**Extracted records:**
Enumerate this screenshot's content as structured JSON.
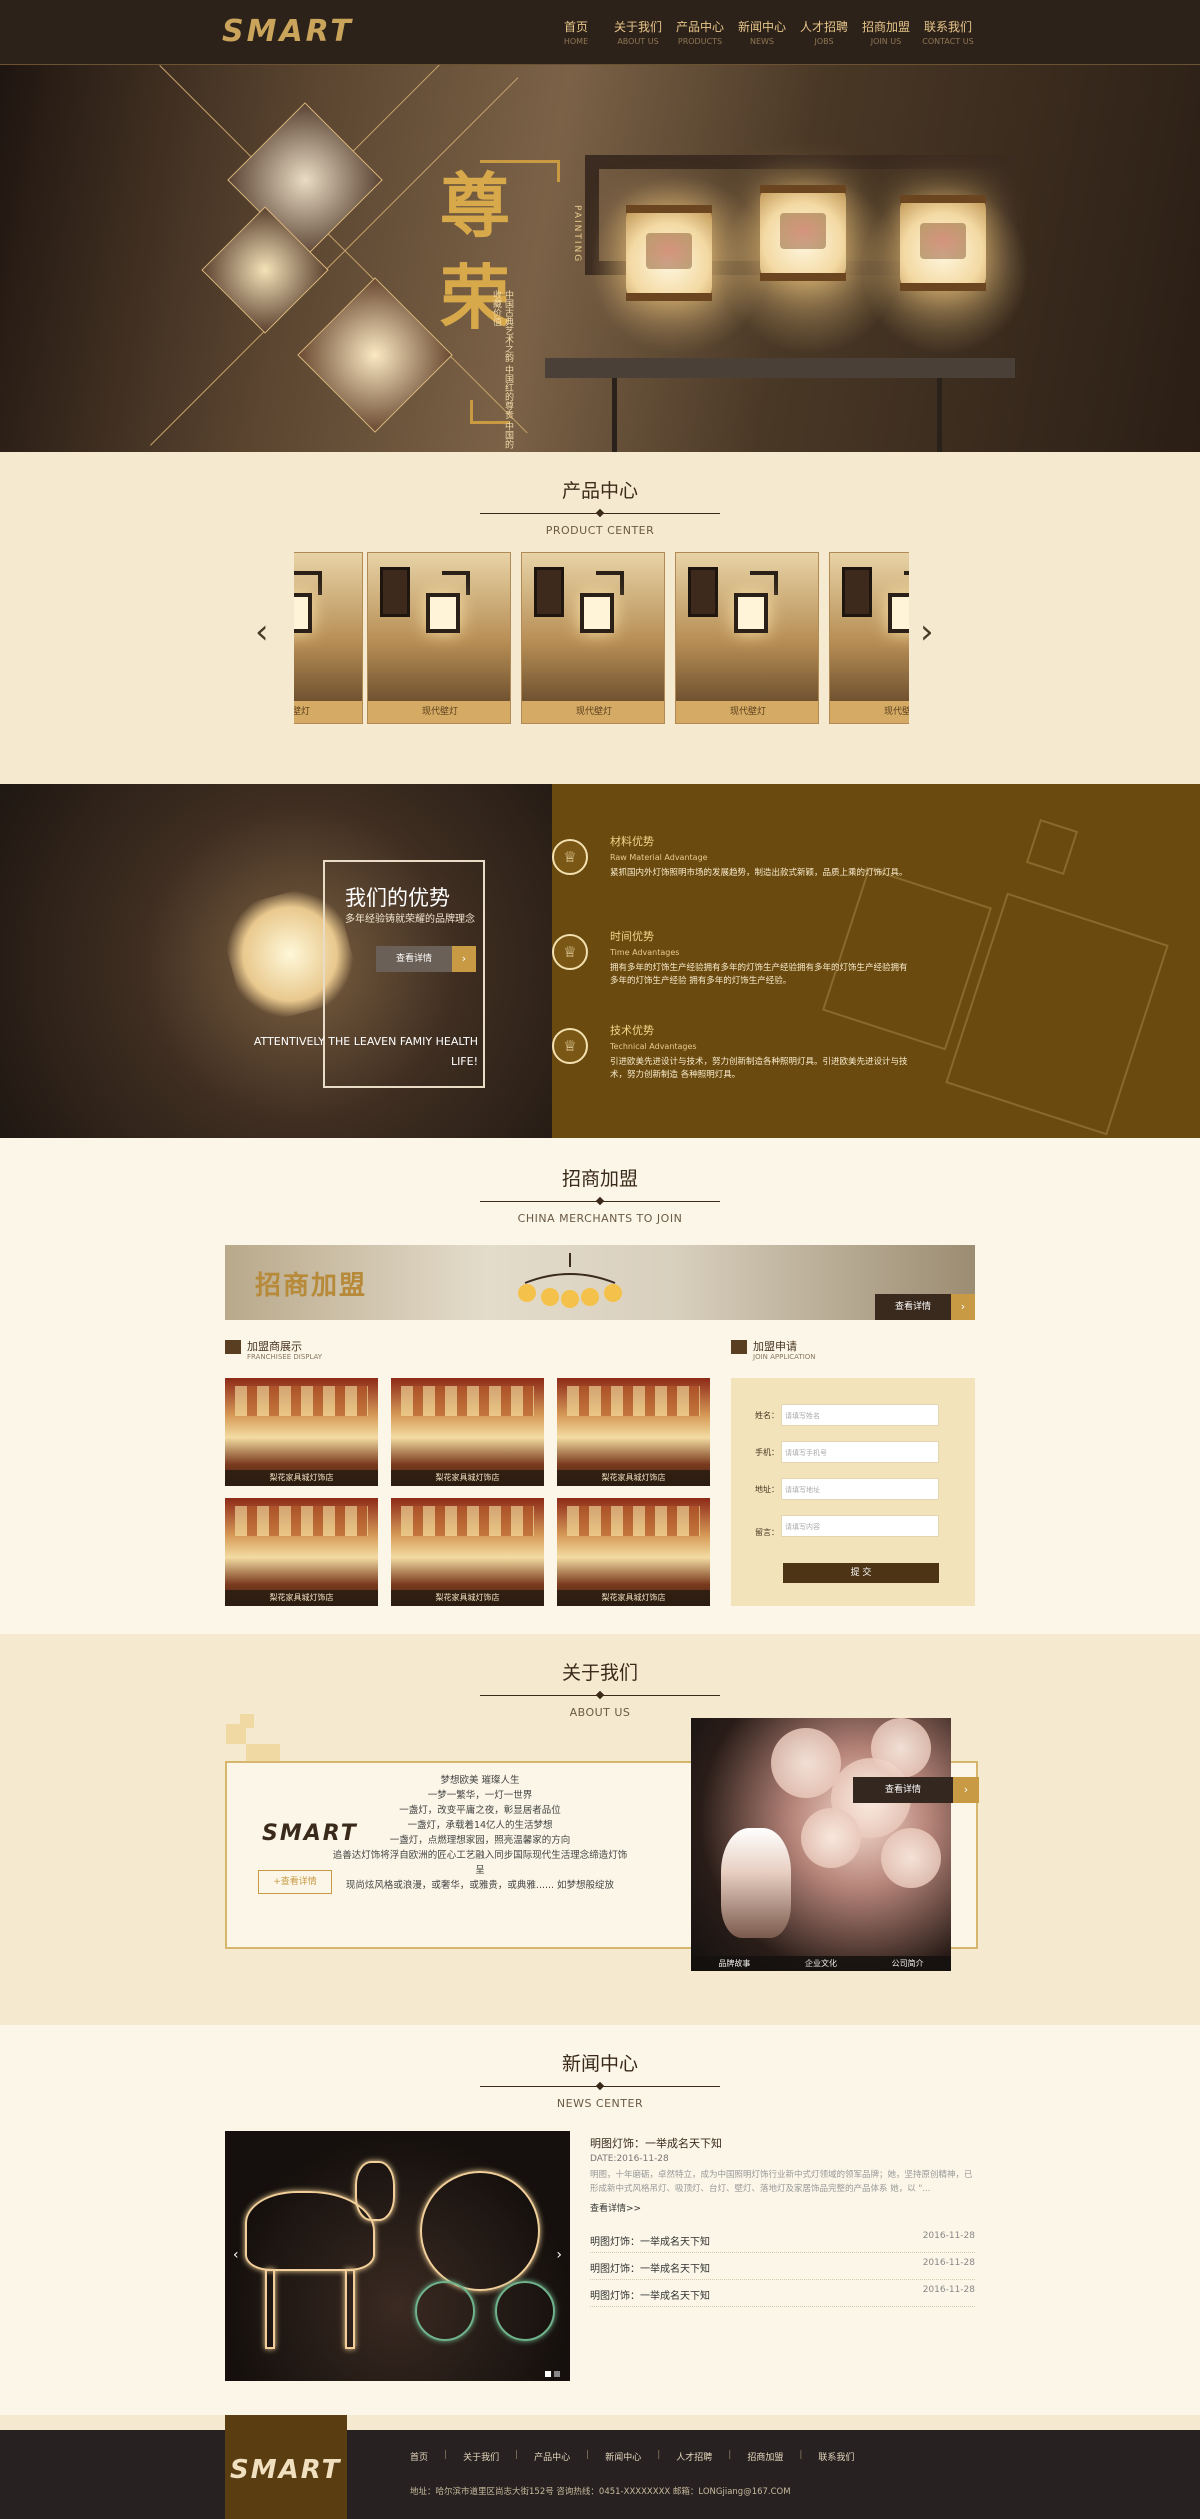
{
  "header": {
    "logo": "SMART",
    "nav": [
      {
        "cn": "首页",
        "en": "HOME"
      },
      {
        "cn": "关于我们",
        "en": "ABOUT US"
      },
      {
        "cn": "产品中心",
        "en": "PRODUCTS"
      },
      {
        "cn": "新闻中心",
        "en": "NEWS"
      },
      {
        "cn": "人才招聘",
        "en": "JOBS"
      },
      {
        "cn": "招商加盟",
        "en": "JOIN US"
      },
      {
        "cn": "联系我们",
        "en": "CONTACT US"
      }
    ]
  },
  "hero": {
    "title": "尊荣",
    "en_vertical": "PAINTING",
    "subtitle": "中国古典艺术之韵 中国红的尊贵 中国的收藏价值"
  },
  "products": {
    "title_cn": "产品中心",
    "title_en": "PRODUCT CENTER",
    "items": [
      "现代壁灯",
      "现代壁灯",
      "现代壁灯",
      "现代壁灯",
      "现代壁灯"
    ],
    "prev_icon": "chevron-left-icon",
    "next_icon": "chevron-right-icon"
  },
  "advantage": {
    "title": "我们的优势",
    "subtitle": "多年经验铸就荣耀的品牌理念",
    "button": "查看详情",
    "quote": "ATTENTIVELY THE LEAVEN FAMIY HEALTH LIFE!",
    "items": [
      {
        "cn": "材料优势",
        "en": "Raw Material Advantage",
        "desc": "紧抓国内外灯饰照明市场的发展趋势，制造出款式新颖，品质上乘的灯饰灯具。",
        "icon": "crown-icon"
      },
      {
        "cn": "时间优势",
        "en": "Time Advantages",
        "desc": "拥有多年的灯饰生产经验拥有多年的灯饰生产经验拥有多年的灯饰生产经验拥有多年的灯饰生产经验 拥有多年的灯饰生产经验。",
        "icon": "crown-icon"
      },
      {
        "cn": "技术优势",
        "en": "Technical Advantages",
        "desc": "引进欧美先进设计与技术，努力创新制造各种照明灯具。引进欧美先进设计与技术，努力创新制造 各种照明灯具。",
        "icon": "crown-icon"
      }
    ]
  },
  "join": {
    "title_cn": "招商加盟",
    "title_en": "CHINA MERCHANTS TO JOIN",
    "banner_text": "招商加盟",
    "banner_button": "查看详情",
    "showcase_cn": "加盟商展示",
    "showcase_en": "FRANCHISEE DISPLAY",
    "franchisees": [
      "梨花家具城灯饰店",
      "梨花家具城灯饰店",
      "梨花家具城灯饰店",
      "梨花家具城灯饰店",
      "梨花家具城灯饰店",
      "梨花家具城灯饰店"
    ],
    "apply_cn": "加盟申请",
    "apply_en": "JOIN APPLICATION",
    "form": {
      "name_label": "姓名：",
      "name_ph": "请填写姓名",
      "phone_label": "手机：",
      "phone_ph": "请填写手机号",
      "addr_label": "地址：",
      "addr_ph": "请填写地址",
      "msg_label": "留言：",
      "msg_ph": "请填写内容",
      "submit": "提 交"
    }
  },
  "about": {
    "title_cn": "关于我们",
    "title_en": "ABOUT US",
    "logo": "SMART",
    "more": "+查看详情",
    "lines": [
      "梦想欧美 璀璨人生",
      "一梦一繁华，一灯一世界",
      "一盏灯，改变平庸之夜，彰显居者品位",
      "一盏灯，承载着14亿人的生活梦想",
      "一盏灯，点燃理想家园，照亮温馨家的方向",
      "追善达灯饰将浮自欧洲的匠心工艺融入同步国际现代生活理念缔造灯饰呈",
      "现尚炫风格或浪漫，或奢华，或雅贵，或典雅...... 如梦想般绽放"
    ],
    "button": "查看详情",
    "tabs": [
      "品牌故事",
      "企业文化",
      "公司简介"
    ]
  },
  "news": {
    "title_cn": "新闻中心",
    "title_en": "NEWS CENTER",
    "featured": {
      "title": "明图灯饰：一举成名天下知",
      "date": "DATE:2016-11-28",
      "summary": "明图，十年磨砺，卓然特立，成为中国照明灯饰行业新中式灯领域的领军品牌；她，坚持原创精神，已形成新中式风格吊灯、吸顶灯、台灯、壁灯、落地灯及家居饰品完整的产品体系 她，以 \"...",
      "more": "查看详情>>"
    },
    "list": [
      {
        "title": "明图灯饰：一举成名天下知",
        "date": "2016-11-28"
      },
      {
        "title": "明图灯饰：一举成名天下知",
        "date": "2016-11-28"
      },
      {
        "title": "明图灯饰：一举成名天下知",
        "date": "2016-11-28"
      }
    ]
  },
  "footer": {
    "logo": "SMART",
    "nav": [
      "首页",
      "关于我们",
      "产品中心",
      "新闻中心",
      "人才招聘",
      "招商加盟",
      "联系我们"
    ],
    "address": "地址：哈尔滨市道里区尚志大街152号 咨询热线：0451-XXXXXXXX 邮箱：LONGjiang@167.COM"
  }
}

**What the task requires:** Restate the data above word for word. Skip every picture.

**Task result:**
Enumerate this screenshot's content as structured JSON.
{
  "header": {
    "logo": "SMART",
    "nav": [
      {
        "cn": "首页",
        "en": "HOME"
      },
      {
        "cn": "关于我们",
        "en": "ABOUT US"
      },
      {
        "cn": "产品中心",
        "en": "PRODUCTS"
      },
      {
        "cn": "新闻中心",
        "en": "NEWS"
      },
      {
        "cn": "人才招聘",
        "en": "JOBS"
      },
      {
        "cn": "招商加盟",
        "en": "JOIN US"
      },
      {
        "cn": "联系我们",
        "en": "CONTACT US"
      }
    ]
  },
  "hero": {
    "title": "尊荣",
    "en_vertical": "PAINTING",
    "subtitle": "中国古典艺术之韵 中国红的尊贵 中国的收藏价值"
  },
  "products": {
    "title_cn": "产品中心",
    "title_en": "PRODUCT CENTER",
    "items": [
      "现代壁灯",
      "现代壁灯",
      "现代壁灯",
      "现代壁灯",
      "现代壁灯"
    ],
    "prev_icon": "chevron-left-icon",
    "next_icon": "chevron-right-icon"
  },
  "advantage": {
    "title": "我们的优势",
    "subtitle": "多年经验铸就荣耀的品牌理念",
    "button": "查看详情",
    "quote": "ATTENTIVELY THE LEAVEN FAMIY HEALTH LIFE!",
    "items": [
      {
        "cn": "材料优势",
        "en": "Raw Material Advantage",
        "desc": "紧抓国内外灯饰照明市场的发展趋势，制造出款式新颖，品质上乘的灯饰灯具。",
        "icon": "crown-icon"
      },
      {
        "cn": "时间优势",
        "en": "Time Advantages",
        "desc": "拥有多年的灯饰生产经验拥有多年的灯饰生产经验拥有多年的灯饰生产经验拥有多年的灯饰生产经验 拥有多年的灯饰生产经验。",
        "icon": "crown-icon"
      },
      {
        "cn": "技术优势",
        "en": "Technical Advantages",
        "desc": "引进欧美先进设计与技术，努力创新制造各种照明灯具。引进欧美先进设计与技术，努力创新制造 各种照明灯具。",
        "icon": "crown-icon"
      }
    ]
  },
  "join": {
    "title_cn": "招商加盟",
    "title_en": "CHINA MERCHANTS TO JOIN",
    "banner_text": "招商加盟",
    "banner_button": "查看详情",
    "showcase_cn": "加盟商展示",
    "showcase_en": "FRANCHISEE DISPLAY",
    "franchisees": [
      "梨花家具城灯饰店",
      "梨花家具城灯饰店",
      "梨花家具城灯饰店",
      "梨花家具城灯饰店",
      "梨花家具城灯饰店",
      "梨花家具城灯饰店"
    ],
    "apply_cn": "加盟申请",
    "apply_en": "JOIN APPLICATION",
    "form": {
      "name_label": "姓名：",
      "name_ph": "请填写姓名",
      "phone_label": "手机：",
      "phone_ph": "请填写手机号",
      "addr_label": "地址：",
      "addr_ph": "请填写地址",
      "msg_label": "留言：",
      "msg_ph": "请填写内容",
      "submit": "提 交"
    }
  },
  "about": {
    "title_cn": "关于我们",
    "title_en": "ABOUT US",
    "logo": "SMART",
    "more": "+查看详情",
    "lines": [
      "梦想欧美 璀璨人生",
      "一梦一繁华，一灯一世界",
      "一盏灯，改变平庸之夜，彰显居者品位",
      "一盏灯，承载着14亿人的生活梦想",
      "一盏灯，点燃理想家园，照亮温馨家的方向",
      "追善达灯饰将浮自欧洲的匠心工艺融入同步国际现代生活理念缔造灯饰呈",
      "现尚炫风格或浪漫，或奢华，或雅贵，或典雅...... 如梦想般绽放"
    ],
    "button": "查看详情",
    "tabs": [
      "品牌故事",
      "企业文化",
      "公司简介"
    ]
  },
  "news": {
    "title_cn": "新闻中心",
    "title_en": "NEWS CENTER",
    "featured": {
      "title": "明图灯饰：一举成名天下知",
      "date": "DATE:2016-11-28",
      "summary": "明图，十年磨砺，卓然特立，成为中国照明灯饰行业新中式灯领域的领军品牌；她，坚持原创精神，已形成新中式风格吊灯、吸顶灯、台灯、壁灯、落地灯及家居饰品完整的产品体系 她，以 \"...",
      "more": "查看详情>>"
    },
    "list": [
      {
        "title": "明图灯饰：一举成名天下知",
        "date": "2016-11-28"
      },
      {
        "title": "明图灯饰：一举成名天下知",
        "date": "2016-11-28"
      },
      {
        "title": "明图灯饰：一举成名天下知",
        "date": "2016-11-28"
      }
    ]
  },
  "footer": {
    "logo": "SMART",
    "nav": [
      "首页",
      "关于我们",
      "产品中心",
      "新闻中心",
      "人才招聘",
      "招商加盟",
      "联系我们"
    ],
    "address": "地址：哈尔滨市道里区尚志大街152号 咨询热线：0451-XXXXXXXX 邮箱：LONGjiang@167.COM"
  }
}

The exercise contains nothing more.